— THE REQUEST —
Report every line from the material that contains the word "Etária".

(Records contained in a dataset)
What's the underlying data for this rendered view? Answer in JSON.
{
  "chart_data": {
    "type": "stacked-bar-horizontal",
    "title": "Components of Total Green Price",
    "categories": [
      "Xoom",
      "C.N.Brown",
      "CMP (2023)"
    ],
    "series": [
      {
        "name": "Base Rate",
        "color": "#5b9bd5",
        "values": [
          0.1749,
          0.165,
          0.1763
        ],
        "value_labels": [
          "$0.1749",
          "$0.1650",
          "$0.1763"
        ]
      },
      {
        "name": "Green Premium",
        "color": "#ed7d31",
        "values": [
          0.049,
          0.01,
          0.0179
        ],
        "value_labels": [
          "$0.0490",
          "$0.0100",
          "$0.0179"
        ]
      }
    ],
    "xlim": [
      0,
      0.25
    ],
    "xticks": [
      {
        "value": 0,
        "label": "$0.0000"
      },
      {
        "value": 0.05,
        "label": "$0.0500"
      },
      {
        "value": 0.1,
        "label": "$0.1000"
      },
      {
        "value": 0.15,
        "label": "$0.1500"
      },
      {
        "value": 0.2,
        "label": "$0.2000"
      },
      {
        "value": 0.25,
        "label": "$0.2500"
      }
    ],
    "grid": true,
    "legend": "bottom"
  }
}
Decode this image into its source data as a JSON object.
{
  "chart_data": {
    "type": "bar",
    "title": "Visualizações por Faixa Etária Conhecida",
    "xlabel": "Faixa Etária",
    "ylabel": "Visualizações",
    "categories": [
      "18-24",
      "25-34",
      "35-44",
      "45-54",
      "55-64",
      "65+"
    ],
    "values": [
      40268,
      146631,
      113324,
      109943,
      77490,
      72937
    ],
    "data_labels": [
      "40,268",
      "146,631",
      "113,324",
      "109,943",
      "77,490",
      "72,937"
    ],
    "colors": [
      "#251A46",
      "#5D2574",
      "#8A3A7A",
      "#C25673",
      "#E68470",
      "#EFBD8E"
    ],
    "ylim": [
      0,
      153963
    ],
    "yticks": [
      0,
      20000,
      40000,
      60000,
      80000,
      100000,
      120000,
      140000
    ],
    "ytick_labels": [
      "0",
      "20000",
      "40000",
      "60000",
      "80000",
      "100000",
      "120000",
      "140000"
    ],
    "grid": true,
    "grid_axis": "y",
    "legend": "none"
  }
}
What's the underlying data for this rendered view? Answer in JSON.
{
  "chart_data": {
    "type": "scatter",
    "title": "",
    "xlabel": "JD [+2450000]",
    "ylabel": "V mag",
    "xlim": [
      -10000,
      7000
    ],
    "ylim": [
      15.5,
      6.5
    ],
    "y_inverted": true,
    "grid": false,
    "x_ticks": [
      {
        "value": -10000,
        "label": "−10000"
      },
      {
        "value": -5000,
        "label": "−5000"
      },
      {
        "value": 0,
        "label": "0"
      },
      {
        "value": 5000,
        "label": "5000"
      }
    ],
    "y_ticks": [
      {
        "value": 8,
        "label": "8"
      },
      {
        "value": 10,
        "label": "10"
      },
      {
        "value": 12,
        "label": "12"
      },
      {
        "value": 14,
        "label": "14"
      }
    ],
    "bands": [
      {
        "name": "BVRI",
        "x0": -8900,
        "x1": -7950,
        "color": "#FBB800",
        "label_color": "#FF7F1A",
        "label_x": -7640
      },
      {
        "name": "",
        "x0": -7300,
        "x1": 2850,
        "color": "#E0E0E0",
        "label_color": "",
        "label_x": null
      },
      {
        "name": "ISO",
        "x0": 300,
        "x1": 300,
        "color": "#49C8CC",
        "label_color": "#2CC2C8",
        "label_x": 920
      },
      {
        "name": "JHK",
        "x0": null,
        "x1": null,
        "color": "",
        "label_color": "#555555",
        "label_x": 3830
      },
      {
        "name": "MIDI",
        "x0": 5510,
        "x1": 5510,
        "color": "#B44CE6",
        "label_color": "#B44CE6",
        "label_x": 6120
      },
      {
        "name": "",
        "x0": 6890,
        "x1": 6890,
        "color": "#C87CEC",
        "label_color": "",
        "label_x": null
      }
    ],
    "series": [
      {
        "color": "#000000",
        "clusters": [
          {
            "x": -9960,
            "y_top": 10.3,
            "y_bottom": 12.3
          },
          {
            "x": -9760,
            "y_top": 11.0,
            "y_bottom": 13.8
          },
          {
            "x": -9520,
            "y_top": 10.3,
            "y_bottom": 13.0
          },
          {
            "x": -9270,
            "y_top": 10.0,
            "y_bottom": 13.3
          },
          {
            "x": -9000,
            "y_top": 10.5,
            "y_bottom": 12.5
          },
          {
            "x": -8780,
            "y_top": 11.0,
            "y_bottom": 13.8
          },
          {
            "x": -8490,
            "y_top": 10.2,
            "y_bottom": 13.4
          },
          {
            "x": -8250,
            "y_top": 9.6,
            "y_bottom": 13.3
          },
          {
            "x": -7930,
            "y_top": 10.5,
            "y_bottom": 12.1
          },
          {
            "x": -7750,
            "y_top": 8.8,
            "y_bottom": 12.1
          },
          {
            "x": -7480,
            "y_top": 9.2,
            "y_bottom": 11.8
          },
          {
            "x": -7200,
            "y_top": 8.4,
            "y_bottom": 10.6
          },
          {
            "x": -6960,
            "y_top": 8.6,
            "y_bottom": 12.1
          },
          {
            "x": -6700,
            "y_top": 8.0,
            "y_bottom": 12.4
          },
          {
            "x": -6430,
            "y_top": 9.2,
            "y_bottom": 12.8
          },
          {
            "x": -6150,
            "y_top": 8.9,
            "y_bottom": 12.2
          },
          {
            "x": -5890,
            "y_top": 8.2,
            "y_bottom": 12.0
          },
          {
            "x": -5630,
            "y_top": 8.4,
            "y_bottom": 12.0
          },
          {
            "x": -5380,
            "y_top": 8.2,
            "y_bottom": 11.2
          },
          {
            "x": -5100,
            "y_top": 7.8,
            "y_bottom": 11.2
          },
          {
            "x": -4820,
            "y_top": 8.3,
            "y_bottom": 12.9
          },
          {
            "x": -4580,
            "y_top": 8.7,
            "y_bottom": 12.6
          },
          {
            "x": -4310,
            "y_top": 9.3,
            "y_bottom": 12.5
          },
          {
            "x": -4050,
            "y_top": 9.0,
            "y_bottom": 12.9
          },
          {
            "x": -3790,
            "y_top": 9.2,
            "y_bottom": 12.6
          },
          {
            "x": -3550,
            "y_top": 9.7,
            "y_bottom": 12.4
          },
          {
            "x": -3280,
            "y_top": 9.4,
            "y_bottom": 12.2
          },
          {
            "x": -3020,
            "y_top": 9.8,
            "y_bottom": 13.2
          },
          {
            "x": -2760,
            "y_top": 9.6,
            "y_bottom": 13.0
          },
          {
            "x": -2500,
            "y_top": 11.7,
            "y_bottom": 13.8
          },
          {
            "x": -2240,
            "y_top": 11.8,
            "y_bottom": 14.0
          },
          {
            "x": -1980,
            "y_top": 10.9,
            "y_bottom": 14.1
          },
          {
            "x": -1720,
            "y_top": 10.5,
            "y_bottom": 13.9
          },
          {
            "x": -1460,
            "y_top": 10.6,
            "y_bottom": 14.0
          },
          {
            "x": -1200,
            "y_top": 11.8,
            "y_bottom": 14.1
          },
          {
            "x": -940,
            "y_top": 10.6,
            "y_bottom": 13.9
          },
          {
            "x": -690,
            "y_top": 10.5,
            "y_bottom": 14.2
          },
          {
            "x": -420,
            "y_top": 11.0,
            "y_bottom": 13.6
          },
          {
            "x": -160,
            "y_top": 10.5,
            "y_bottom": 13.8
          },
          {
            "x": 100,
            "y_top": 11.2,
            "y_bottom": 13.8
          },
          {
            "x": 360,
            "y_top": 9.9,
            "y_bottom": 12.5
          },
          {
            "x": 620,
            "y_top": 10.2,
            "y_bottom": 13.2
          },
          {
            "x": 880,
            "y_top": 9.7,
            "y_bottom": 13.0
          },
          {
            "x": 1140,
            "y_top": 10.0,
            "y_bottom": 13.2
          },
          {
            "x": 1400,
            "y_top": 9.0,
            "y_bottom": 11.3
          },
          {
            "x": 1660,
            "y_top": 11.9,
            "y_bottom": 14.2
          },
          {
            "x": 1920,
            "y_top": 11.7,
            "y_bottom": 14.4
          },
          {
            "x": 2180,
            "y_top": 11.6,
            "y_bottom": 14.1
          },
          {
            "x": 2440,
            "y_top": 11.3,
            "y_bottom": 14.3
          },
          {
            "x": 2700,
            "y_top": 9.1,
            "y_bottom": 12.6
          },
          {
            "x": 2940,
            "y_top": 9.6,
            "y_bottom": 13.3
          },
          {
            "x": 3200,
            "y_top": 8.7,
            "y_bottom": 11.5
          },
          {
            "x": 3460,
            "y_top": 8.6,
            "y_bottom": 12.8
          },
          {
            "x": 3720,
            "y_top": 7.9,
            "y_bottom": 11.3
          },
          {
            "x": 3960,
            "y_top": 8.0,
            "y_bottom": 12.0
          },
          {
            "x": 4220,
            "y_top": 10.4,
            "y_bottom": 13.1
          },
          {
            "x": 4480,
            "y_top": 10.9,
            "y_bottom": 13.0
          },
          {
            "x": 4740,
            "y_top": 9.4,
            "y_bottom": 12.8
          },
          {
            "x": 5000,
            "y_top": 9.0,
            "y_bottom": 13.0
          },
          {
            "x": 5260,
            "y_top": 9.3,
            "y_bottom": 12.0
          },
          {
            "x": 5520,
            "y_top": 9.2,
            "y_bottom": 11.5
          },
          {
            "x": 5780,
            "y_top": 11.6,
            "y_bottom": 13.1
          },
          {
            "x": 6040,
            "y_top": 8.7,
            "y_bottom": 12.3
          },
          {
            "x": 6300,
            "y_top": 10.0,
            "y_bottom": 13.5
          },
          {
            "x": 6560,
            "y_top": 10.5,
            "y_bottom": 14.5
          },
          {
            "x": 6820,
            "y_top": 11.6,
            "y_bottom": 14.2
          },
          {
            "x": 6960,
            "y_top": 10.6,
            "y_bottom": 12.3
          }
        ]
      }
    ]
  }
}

— THE RESULT —
    "title": "Visualizações por Faixa Etária Conhecida",
    "xlabel": "Faixa Etária",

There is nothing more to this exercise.